= INPUT FOR THIS TASK =
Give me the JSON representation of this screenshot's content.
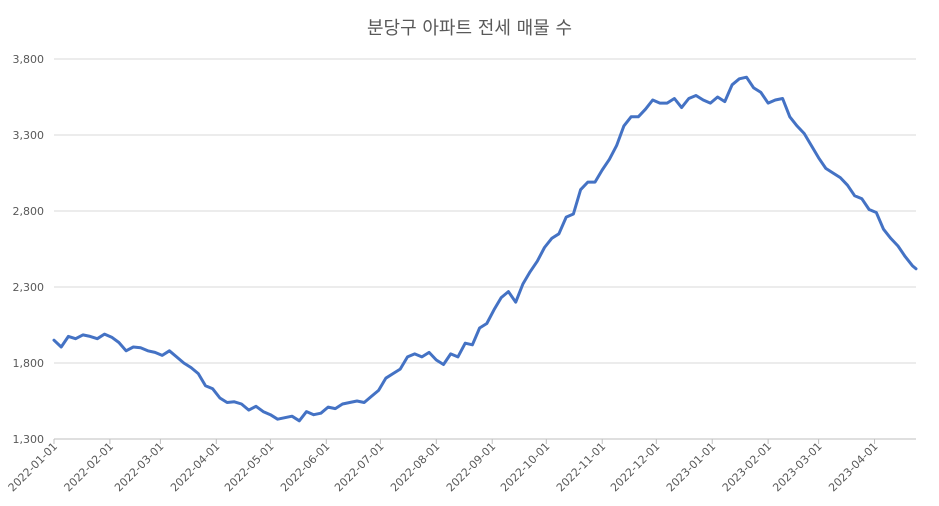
{
  "chart_data": {
    "type": "line",
    "title": "분당구 아파트 전세 매물 수",
    "xlabel": "",
    "ylabel": "",
    "ylim": [
      1300,
      3800
    ],
    "yticks": [
      "1,300",
      "1,800",
      "2,300",
      "2,800",
      "3,300",
      "3,800"
    ],
    "ytick_values": [
      1300,
      1800,
      2300,
      2800,
      3300,
      3800
    ],
    "xlim": [
      "2022-01-01",
      "2023-04-24"
    ],
    "xticks": [
      "2022-01-01",
      "2022-02-01",
      "2022-03-01",
      "2022-04-01",
      "2022-05-01",
      "2022-06-01",
      "2022-07-01",
      "2022-08-01",
      "2022-09-01",
      "2022-10-01",
      "2022-11-01",
      "2022-12-01",
      "2023-01-01",
      "2023-02-01",
      "2023-03-01",
      "2023-04-01"
    ],
    "grid": true,
    "legend": "none",
    "series": [
      {
        "color": "#4472c4",
        "x": [
          "2022-01-01",
          "2022-01-05",
          "2022-01-09",
          "2022-01-13",
          "2022-01-17",
          "2022-01-21",
          "2022-01-25",
          "2022-01-29",
          "2022-02-02",
          "2022-02-06",
          "2022-02-10",
          "2022-02-14",
          "2022-02-18",
          "2022-02-22",
          "2022-02-26",
          "2022-03-02",
          "2022-03-06",
          "2022-03-10",
          "2022-03-14",
          "2022-03-18",
          "2022-03-22",
          "2022-03-26",
          "2022-03-30",
          "2022-04-03",
          "2022-04-07",
          "2022-04-11",
          "2022-04-15",
          "2022-04-19",
          "2022-04-23",
          "2022-04-27",
          "2022-05-01",
          "2022-05-05",
          "2022-05-09",
          "2022-05-13",
          "2022-05-17",
          "2022-05-21",
          "2022-05-25",
          "2022-05-29",
          "2022-06-02",
          "2022-06-06",
          "2022-06-10",
          "2022-06-14",
          "2022-06-18",
          "2022-06-22",
          "2022-06-26",
          "2022-06-30",
          "2022-07-04",
          "2022-07-08",
          "2022-07-12",
          "2022-07-16",
          "2022-07-20",
          "2022-07-24",
          "2022-07-28",
          "2022-08-01",
          "2022-08-05",
          "2022-08-09",
          "2022-08-13",
          "2022-08-17",
          "2022-08-21",
          "2022-08-25",
          "2022-08-29",
          "2022-09-02",
          "2022-09-06",
          "2022-09-10",
          "2022-09-14",
          "2022-09-18",
          "2022-09-22",
          "2022-09-26",
          "2022-09-30",
          "2022-10-04",
          "2022-10-08",
          "2022-10-12",
          "2022-10-16",
          "2022-10-20",
          "2022-10-24",
          "2022-10-28",
          "2022-11-01",
          "2022-11-05",
          "2022-11-09",
          "2022-11-13",
          "2022-11-17",
          "2022-11-21",
          "2022-11-25",
          "2022-11-29",
          "2022-12-03",
          "2022-12-07",
          "2022-12-11",
          "2022-12-15",
          "2022-12-19",
          "2022-12-23",
          "2022-12-27",
          "2022-12-31",
          "2023-01-04",
          "2023-01-08",
          "2023-01-12",
          "2023-01-16",
          "2023-01-20",
          "2023-01-24",
          "2023-01-28",
          "2023-02-01",
          "2023-02-05",
          "2023-02-09",
          "2023-02-13",
          "2023-02-17",
          "2023-02-21",
          "2023-02-25",
          "2023-03-01",
          "2023-03-05",
          "2023-03-09",
          "2023-03-13",
          "2023-03-17",
          "2023-03-21",
          "2023-03-25",
          "2023-03-29",
          "2023-04-02",
          "2023-04-06",
          "2023-04-10",
          "2023-04-14",
          "2023-04-18",
          "2023-04-22",
          "2023-04-24"
        ],
        "values": [
          1950,
          1905,
          1975,
          1960,
          1985,
          1975,
          1960,
          1990,
          1970,
          1935,
          1880,
          1905,
          1900,
          1880,
          1870,
          1850,
          1880,
          1840,
          1800,
          1770,
          1730,
          1650,
          1630,
          1570,
          1540,
          1545,
          1530,
          1490,
          1515,
          1480,
          1460,
          1430,
          1440,
          1450,
          1420,
          1480,
          1460,
          1470,
          1510,
          1500,
          1530,
          1540,
          1550,
          1540,
          1580,
          1620,
          1700,
          1730,
          1760,
          1840,
          1860,
          1840,
          1870,
          1820,
          1790,
          1860,
          1840,
          1930,
          1920,
          2030,
          2060,
          2150,
          2230,
          2270,
          2200,
          2320,
          2400,
          2470,
          2560,
          2620,
          2650,
          2760,
          2780,
          2940,
          2990,
          2990,
          3070,
          3140,
          3230,
          3360,
          3420,
          3420,
          3470,
          3530,
          3510,
          3510,
          3540,
          3480,
          3540,
          3560,
          3530,
          3510,
          3550,
          3520,
          3630,
          3670,
          3680,
          3610,
          3580,
          3510,
          3530,
          3540,
          3420,
          3360,
          3310,
          3230,
          3150,
          3080,
          3050,
          3020,
          2970,
          2900,
          2880,
          2810,
          2790,
          2680,
          2620,
          2570,
          2500,
          2440,
          2420
        ]
      }
    ]
  }
}
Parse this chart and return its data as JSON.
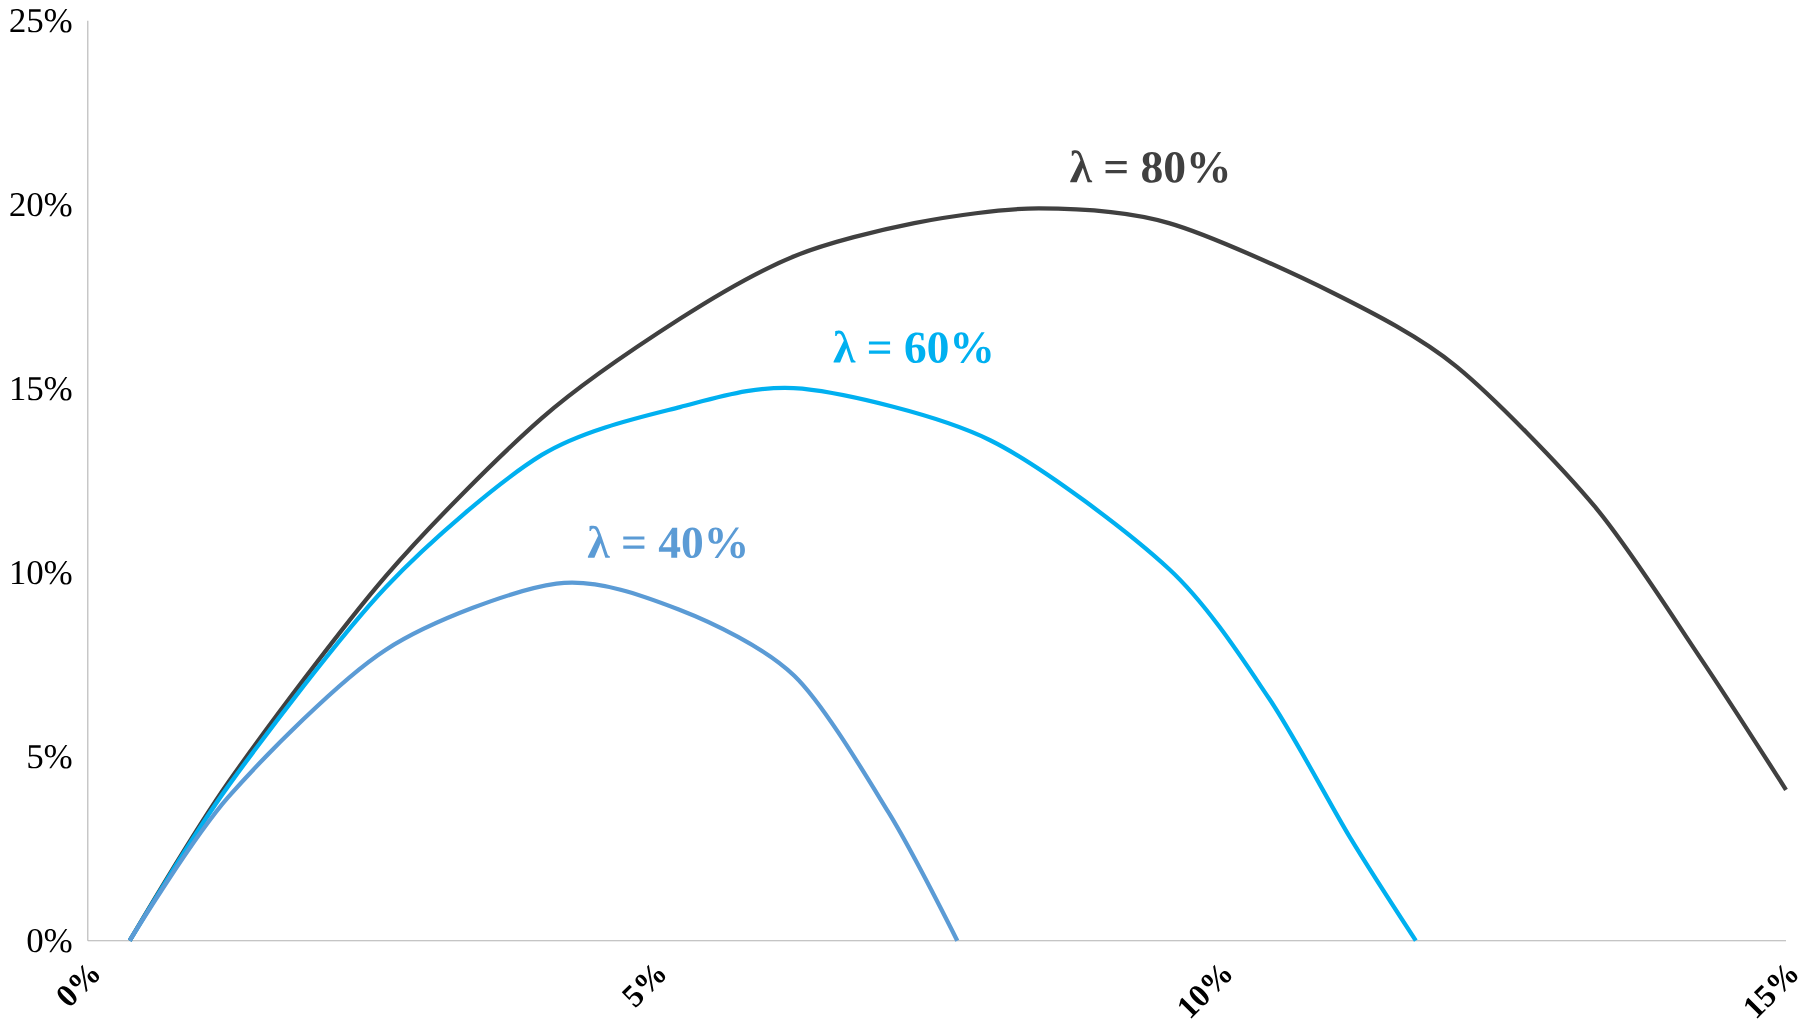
{
  "chart_data": {
    "type": "line",
    "xlim": [
      0,
      15
    ],
    "ylim": [
      0,
      25
    ],
    "xticks": [
      {
        "value": 0,
        "label": "0%"
      },
      {
        "value": 5,
        "label": "5%"
      },
      {
        "value": 10,
        "label": "10%"
      },
      {
        "value": 15,
        "label": "15%"
      }
    ],
    "yticks": [
      {
        "value": 0,
        "label": "0%"
      },
      {
        "value": 5,
        "label": "5%"
      },
      {
        "value": 10,
        "label": "10%"
      },
      {
        "value": 15,
        "label": "15%"
      },
      {
        "value": 20,
        "label": "20%"
      },
      {
        "value": 25,
        "label": "25%"
      }
    ],
    "grid": false,
    "legend": false,
    "marker": "none",
    "line_style": "solid",
    "series": [
      {
        "name": "λ = 80%",
        "color": "#404040",
        "x": [
          0.37,
          1.24,
          2.63,
          4.01,
          5.23,
          6.24,
          7.3,
          8.4,
          9.55,
          11.0,
          12.09,
          13.31,
          14.24,
          15
        ],
        "values": [
          0,
          4.3,
          9.9,
          14.2,
          16.9,
          18.6,
          19.5,
          19.9,
          19.5,
          17.6,
          15.6,
          11.8,
          7.7,
          4.1
        ]
      },
      {
        "name": "λ = 60%",
        "color": "#00b0f0",
        "x": [
          0.37,
          1.24,
          2.63,
          4.01,
          5.23,
          6.31,
          7.97,
          9.55,
          10.43,
          11.15,
          11.73
        ],
        "values": [
          0,
          4.2,
          9.6,
          13.2,
          14.5,
          15.0,
          13.6,
          10.1,
          6.6,
          2.8,
          0
        ]
      },
      {
        "name": "λ = 40%",
        "color": "#5b9bd5",
        "x": [
          0.37,
          1.24,
          2.63,
          4.14,
          5.22,
          6.24,
          7.07,
          7.68
        ],
        "values": [
          0,
          3.9,
          7.9,
          9.7,
          9.0,
          7.2,
          3.5,
          0
        ]
      }
    ]
  }
}
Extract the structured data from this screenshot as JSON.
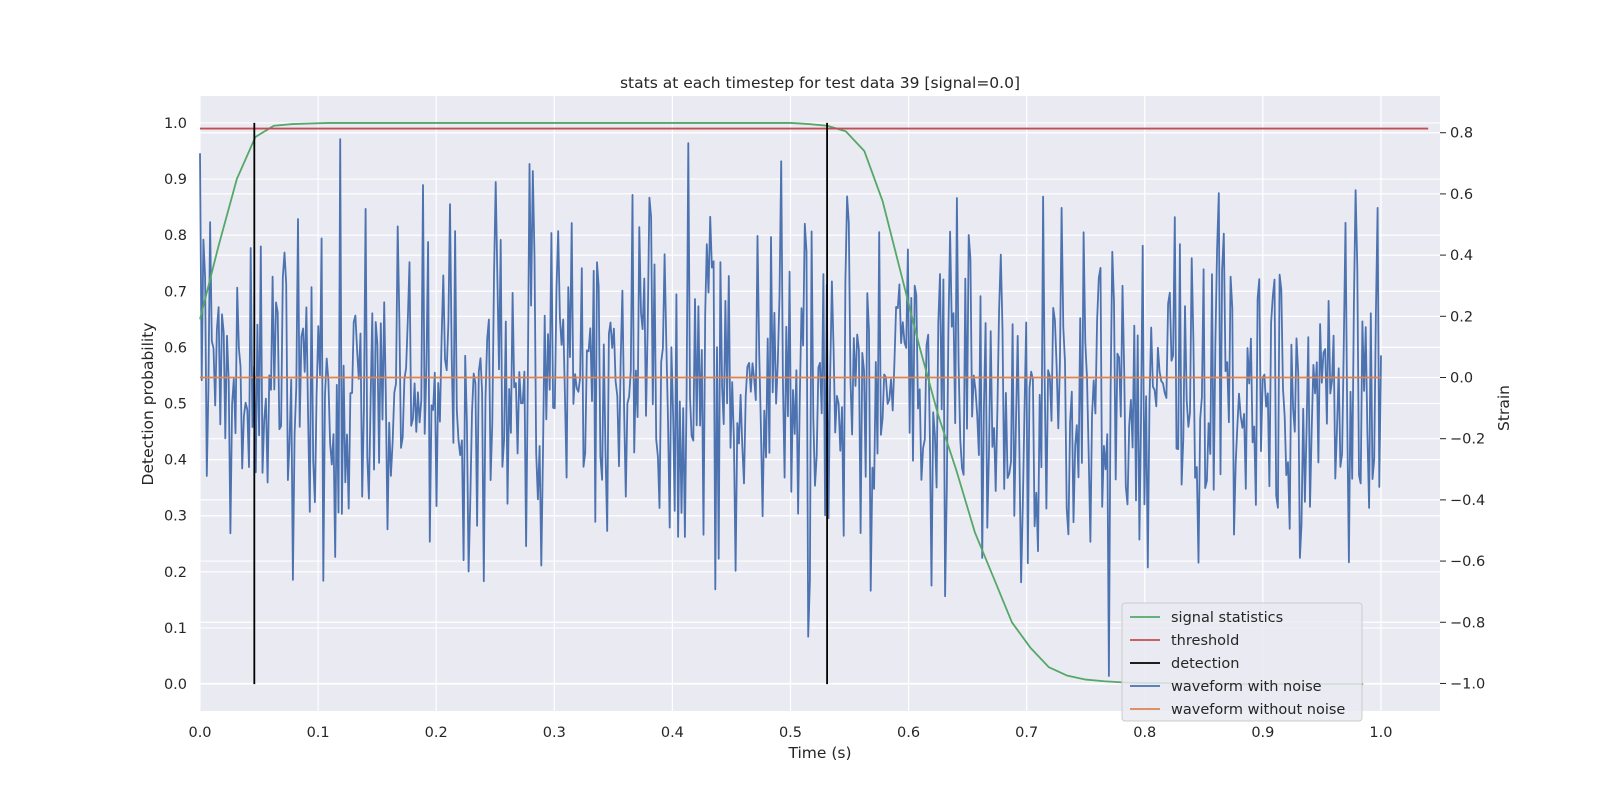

= TASK TO CARRY OUT =
Transcribe all the data word for word; the images stay out.

= RESULT FOR THIS TASK =
Give me the JSON representation of this screenshot's content.
{
  "chart_data": {
    "type": "line",
    "title": "분당구 아파트 전세 매물 수",
    "xlabel": "",
    "ylabel": "",
    "ylim": [
      1300,
      3800
    ],
    "yticks": [
      "1,300",
      "1,800",
      "2,300",
      "2,800",
      "3,300",
      "3,800"
    ],
    "ytick_values": [
      1300,
      1800,
      2300,
      2800,
      3300,
      3800
    ],
    "xlim": [
      "2022-01-01",
      "2023-04-24"
    ],
    "xticks": [
      "2022-01-01",
      "2022-02-01",
      "2022-03-01",
      "2022-04-01",
      "2022-05-01",
      "2022-06-01",
      "2022-07-01",
      "2022-08-01",
      "2022-09-01",
      "2022-10-01",
      "2022-11-01",
      "2022-12-01",
      "2023-01-01",
      "2023-02-01",
      "2023-03-01",
      "2023-04-01"
    ],
    "grid": true,
    "legend": "none",
    "series": [
      {
        "color": "#4472c4",
        "x": [
          "2022-01-01",
          "2022-01-05",
          "2022-01-09",
          "2022-01-13",
          "2022-01-17",
          "2022-01-21",
          "2022-01-25",
          "2022-01-29",
          "2022-02-02",
          "2022-02-06",
          "2022-02-10",
          "2022-02-14",
          "2022-02-18",
          "2022-02-22",
          "2022-02-26",
          "2022-03-02",
          "2022-03-06",
          "2022-03-10",
          "2022-03-14",
          "2022-03-18",
          "2022-03-22",
          "2022-03-26",
          "2022-03-30",
          "2022-04-03",
          "2022-04-07",
          "2022-04-11",
          "2022-04-15",
          "2022-04-19",
          "2022-04-23",
          "2022-04-27",
          "2022-05-01",
          "2022-05-05",
          "2022-05-09",
          "2022-05-13",
          "2022-05-17",
          "2022-05-21",
          "2022-05-25",
          "2022-05-29",
          "2022-06-02",
          "2022-06-06",
          "2022-06-10",
          "2022-06-14",
          "2022-06-18",
          "2022-06-22",
          "2022-06-26",
          "2022-06-30",
          "2022-07-04",
          "2022-07-08",
          "2022-07-12",
          "2022-07-16",
          "2022-07-20",
          "2022-07-24",
          "2022-07-28",
          "2022-08-01",
          "2022-08-05",
          "2022-08-09",
          "2022-08-13",
          "2022-08-17",
          "2022-08-21",
          "2022-08-25",
          "2022-08-29",
          "2022-09-02",
          "2022-09-06",
          "2022-09-10",
          "2022-09-14",
          "2022-09-18",
          "2022-09-22",
          "2022-09-26",
          "2022-09-30",
          "2022-10-04",
          "2022-10-08",
          "2022-10-12",
          "2022-10-16",
          "2022-10-20",
          "2022-10-24",
          "2022-10-28",
          "2022-11-01",
          "2022-11-05",
          "2022-11-09",
          "2022-11-13",
          "2022-11-17",
          "2022-11-21",
          "2022-11-25",
          "2022-11-29",
          "2022-12-03",
          "2022-12-07",
          "2022-12-11",
          "2022-12-15",
          "2022-12-19",
          "2022-12-23",
          "2022-12-27",
          "2022-12-31",
          "2023-01-04",
          "2023-01-08",
          "2023-01-12",
          "2023-01-16",
          "2023-01-20",
          "2023-01-24",
          "2023-01-28",
          "2023-02-01",
          "2023-02-05",
          "2023-02-09",
          "2023-02-13",
          "2023-02-17",
          "2023-02-21",
          "2023-02-25",
          "2023-03-01",
          "2023-03-05",
          "2023-03-09",
          "2023-03-13",
          "2023-03-17",
          "2023-03-21",
          "2023-03-25",
          "2023-03-29",
          "2023-04-02",
          "2023-04-06",
          "2023-04-10",
          "2023-04-14",
          "2023-04-18",
          "2023-04-22",
          "2023-04-24"
        ],
        "values": [
          1950,
          1905,
          1975,
          1960,
          1985,
          1975,
          1960,
          1990,
          1970,
          1935,
          1880,
          1905,
          1900,
          1880,
          1870,
          1850,
          1880,
          1840,
          1800,
          1770,
          1730,
          1650,
          1630,
          1570,
          1540,
          1545,
          1530,
          1490,
          1515,
          1480,
          1460,
          1430,
          1440,
          1450,
          1420,
          1480,
          1460,
          1470,
          1510,
          1500,
          1530,
          1540,
          1550,
          1540,
          1580,
          1620,
          1700,
          1730,
          1760,
          1840,
          1860,
          1840,
          1870,
          1820,
          1790,
          1860,
          1840,
          1930,
          1920,
          2030,
          2060,
          2150,
          2230,
          2270,
          2200,
          2320,
          2400,
          2470,
          2560,
          2620,
          2650,
          2760,
          2780,
          2940,
          2990,
          2990,
          3070,
          3140,
          3230,
          3360,
          3420,
          3420,
          3470,
          3530,
          3510,
          3510,
          3540,
          3480,
          3540,
          3560,
          3530,
          3510,
          3550,
          3520,
          3630,
          3670,
          3680,
          3610,
          3580,
          3510,
          3530,
          3540,
          3420,
          3360,
          3310,
          3230,
          3150,
          3080,
          3050,
          3020,
          2970,
          2900,
          2880,
          2810,
          2790,
          2680,
          2620,
          2570,
          2500,
          2440,
          2420
        ]
      }
    ]
  }
}
Parse this chart and return its data as JSON.
{
  "chart_data": {
    "type": "line",
    "xlim": [
      0,
      15
    ],
    "ylim": [
      0,
      25
    ],
    "xticks": [
      {
        "value": 0,
        "label": "0%"
      },
      {
        "value": 5,
        "label": "5%"
      },
      {
        "value": 10,
        "label": "10%"
      },
      {
        "value": 15,
        "label": "15%"
      }
    ],
    "yticks": [
      {
        "value": 0,
        "label": "0%"
      },
      {
        "value": 5,
        "label": "5%"
      },
      {
        "value": 10,
        "label": "10%"
      },
      {
        "value": 15,
        "label": "15%"
      },
      {
        "value": 20,
        "label": "20%"
      },
      {
        "value": 25,
        "label": "25%"
      }
    ],
    "grid": false,
    "legend": false,
    "marker": "none",
    "line_style": "solid",
    "series": [
      {
        "name": "λ = 80%",
        "color": "#404040",
        "x": [
          0.37,
          1.24,
          2.63,
          4.01,
          5.23,
          6.24,
          7.3,
          8.4,
          9.55,
          11.0,
          12.09,
          13.31,
          14.24,
          15
        ],
        "values": [
          0,
          4.3,
          9.9,
          14.2,
          16.9,
          18.6,
          19.5,
          19.9,
          19.5,
          17.6,
          15.6,
          11.8,
          7.7,
          4.1
        ]
      },
      {
        "name": "λ = 60%",
        "color": "#00b0f0",
        "x": [
          0.37,
          1.24,
          2.63,
          4.01,
          5.23,
          6.31,
          7.97,
          9.55,
          10.43,
          11.15,
          11.73
        ],
        "values": [
          0,
          4.2,
          9.6,
          13.2,
          14.5,
          15.0,
          13.6,
          10.1,
          6.6,
          2.8,
          0
        ]
      },
      {
        "name": "λ = 40%",
        "color": "#5b9bd5",
        "x": [
          0.37,
          1.24,
          2.63,
          4.14,
          5.22,
          6.24,
          7.07,
          7.68
        ],
        "values": [
          0,
          3.9,
          7.9,
          9.7,
          9.0,
          7.2,
          3.5,
          0
        ]
      }
    ]
  }
}
Extract the structured data from this screenshot as JSON.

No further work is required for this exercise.